• _Your task_
Locate each line below that includes "ordinal" and reproduce it.
* START Rows *
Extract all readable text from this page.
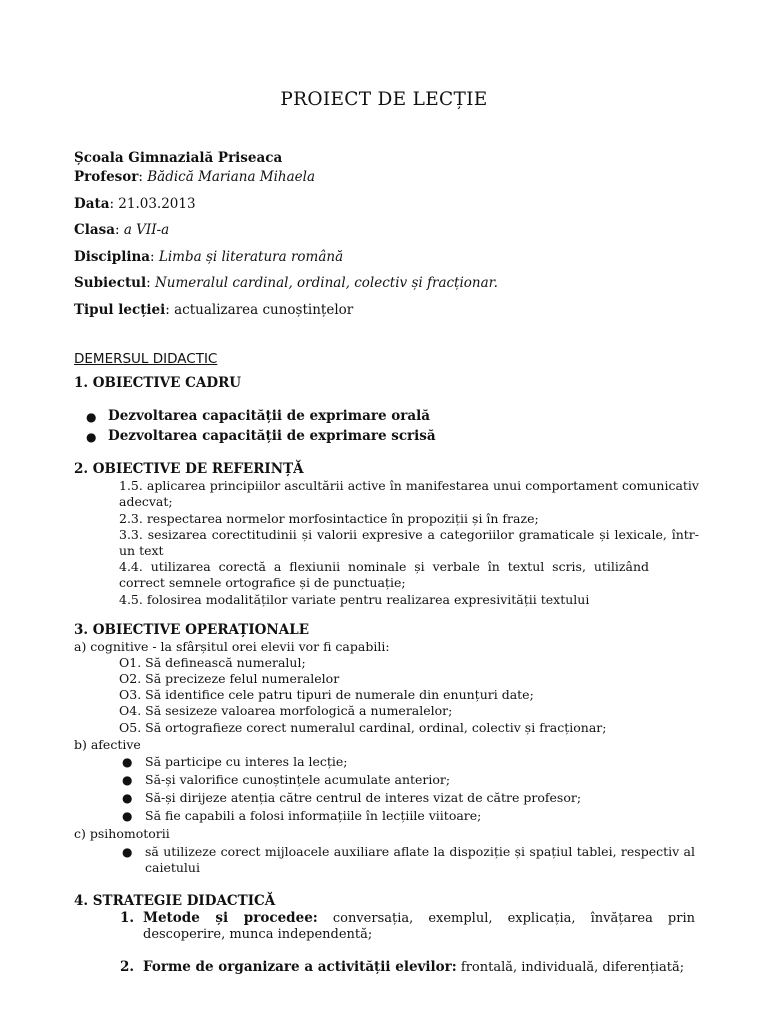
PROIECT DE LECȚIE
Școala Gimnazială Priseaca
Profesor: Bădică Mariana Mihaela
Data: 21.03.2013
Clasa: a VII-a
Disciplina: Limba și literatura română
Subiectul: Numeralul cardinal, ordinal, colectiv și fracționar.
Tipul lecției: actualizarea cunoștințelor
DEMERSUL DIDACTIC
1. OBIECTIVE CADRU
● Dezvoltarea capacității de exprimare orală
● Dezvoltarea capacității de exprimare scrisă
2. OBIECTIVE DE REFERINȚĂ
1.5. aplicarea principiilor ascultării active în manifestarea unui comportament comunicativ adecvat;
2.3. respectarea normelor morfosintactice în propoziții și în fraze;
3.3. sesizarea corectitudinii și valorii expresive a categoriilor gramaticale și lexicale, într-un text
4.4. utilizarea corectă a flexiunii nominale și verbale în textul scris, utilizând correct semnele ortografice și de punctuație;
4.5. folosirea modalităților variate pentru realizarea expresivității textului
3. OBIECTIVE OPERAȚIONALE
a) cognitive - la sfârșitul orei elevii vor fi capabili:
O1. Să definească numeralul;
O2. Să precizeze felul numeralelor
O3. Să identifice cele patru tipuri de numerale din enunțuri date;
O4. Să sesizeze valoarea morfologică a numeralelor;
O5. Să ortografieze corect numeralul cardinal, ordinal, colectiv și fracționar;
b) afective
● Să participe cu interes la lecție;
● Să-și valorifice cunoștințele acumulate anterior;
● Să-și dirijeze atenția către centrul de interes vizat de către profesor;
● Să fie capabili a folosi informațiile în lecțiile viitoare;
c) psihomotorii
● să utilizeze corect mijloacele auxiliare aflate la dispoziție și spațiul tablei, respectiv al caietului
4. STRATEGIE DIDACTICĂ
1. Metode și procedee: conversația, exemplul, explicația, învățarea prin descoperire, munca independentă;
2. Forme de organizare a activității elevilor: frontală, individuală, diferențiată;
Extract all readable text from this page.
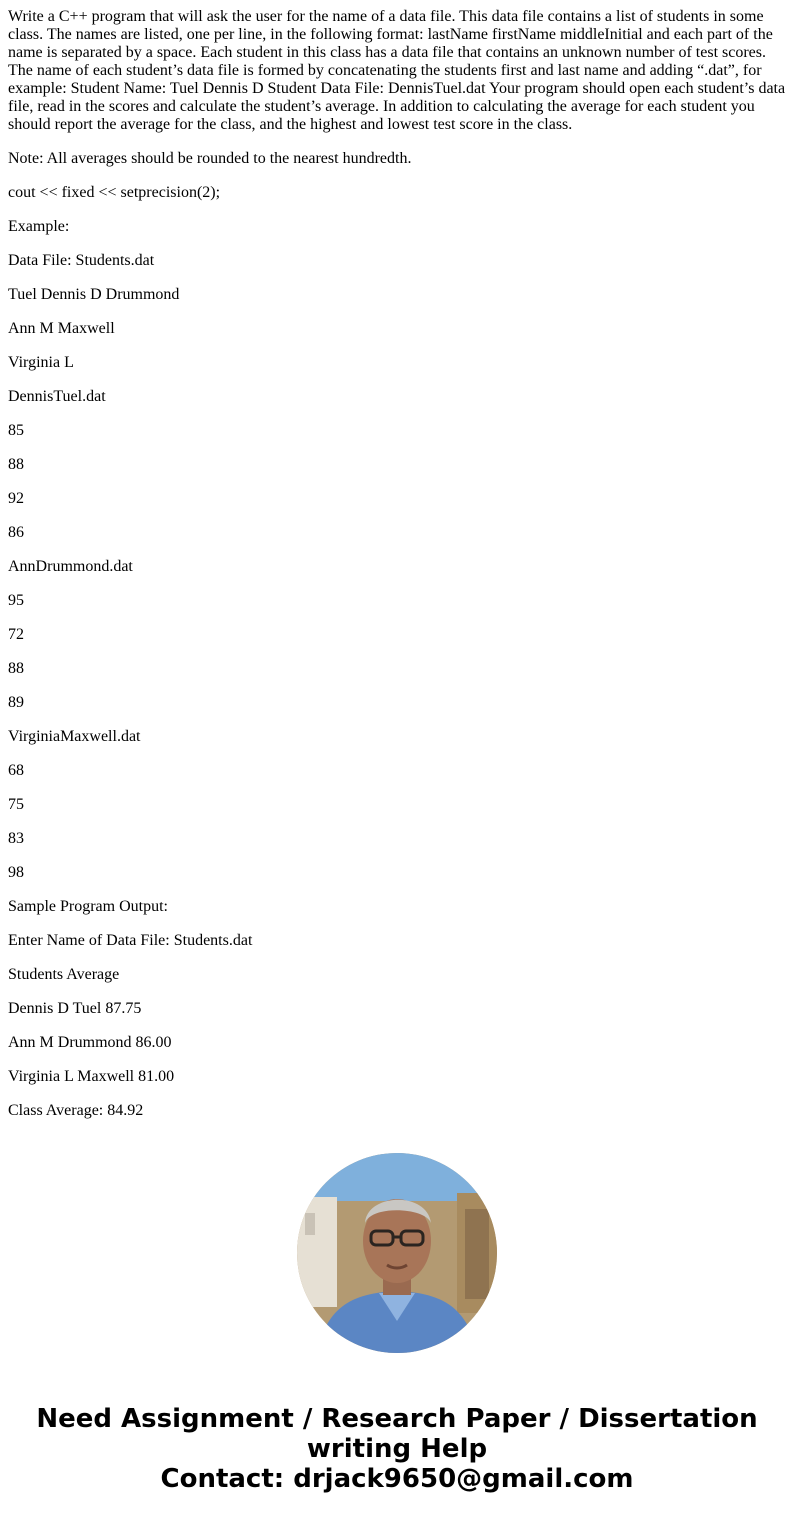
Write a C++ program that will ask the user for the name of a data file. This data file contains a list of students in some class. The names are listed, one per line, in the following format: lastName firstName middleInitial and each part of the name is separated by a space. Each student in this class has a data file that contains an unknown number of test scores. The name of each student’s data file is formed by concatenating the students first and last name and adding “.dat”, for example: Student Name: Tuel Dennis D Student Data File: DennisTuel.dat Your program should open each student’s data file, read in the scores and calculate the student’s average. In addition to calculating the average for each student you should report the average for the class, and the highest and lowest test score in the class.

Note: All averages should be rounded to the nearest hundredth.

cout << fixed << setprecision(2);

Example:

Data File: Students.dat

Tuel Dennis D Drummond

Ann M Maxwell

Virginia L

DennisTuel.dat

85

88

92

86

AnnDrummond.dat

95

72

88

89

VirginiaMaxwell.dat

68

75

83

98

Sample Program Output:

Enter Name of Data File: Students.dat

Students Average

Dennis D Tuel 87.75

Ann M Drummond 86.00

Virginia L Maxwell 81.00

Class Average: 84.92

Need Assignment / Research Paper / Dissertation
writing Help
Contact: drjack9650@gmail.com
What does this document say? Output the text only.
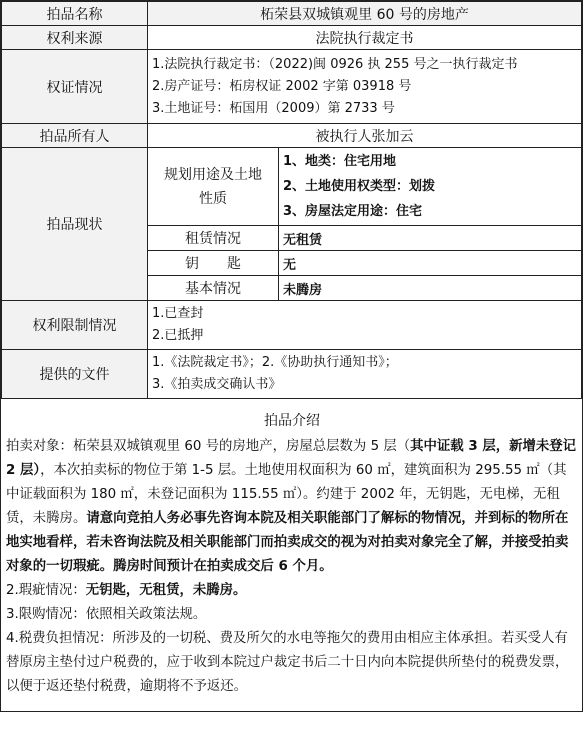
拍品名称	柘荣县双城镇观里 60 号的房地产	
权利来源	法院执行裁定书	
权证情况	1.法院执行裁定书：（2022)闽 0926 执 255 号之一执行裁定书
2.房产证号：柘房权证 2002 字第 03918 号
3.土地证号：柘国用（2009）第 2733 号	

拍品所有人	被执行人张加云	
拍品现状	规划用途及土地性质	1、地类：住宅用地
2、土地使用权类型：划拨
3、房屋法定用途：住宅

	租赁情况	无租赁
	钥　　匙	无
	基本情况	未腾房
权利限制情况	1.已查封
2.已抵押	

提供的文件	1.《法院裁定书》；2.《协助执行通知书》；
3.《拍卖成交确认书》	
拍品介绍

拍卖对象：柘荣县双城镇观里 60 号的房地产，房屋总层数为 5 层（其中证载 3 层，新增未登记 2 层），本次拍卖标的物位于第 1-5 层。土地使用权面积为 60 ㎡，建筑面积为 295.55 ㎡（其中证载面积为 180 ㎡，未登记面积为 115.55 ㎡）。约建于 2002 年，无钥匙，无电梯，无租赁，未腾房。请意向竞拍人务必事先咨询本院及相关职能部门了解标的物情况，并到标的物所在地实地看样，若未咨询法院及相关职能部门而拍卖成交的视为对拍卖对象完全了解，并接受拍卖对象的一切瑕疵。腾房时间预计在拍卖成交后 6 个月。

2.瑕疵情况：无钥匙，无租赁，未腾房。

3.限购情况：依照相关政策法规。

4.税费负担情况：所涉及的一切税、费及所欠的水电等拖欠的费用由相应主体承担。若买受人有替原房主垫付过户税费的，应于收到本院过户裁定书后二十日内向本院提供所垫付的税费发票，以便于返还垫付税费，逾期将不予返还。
* END Rows *
* START Rows *
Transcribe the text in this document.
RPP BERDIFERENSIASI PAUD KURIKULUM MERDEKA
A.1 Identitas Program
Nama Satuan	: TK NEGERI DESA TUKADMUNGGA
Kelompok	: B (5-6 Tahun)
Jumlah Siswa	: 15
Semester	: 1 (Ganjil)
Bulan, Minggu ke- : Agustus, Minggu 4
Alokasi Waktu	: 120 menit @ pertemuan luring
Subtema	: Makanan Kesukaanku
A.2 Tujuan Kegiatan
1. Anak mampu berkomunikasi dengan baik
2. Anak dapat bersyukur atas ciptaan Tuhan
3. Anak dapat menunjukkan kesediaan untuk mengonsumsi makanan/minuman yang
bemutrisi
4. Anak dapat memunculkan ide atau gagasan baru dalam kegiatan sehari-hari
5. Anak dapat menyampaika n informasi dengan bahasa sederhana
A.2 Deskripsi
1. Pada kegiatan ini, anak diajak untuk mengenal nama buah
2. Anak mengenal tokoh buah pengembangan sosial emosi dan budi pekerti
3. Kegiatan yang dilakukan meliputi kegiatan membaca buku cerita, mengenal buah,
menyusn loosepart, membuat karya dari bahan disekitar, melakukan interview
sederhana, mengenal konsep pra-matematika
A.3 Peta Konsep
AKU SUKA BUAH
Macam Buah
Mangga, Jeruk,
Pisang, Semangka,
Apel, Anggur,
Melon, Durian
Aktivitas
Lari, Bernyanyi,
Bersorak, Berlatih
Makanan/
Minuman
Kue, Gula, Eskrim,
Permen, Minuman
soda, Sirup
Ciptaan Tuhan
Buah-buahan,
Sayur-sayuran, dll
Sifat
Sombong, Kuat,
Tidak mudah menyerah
* END Rows *
• _Reply_
Subiectul: Numeralul cardinal, ordinal, colectiv și fracționar.
O5. Să ortografieze corect numeralul cardinal, ordinal, colectiv și fracționar;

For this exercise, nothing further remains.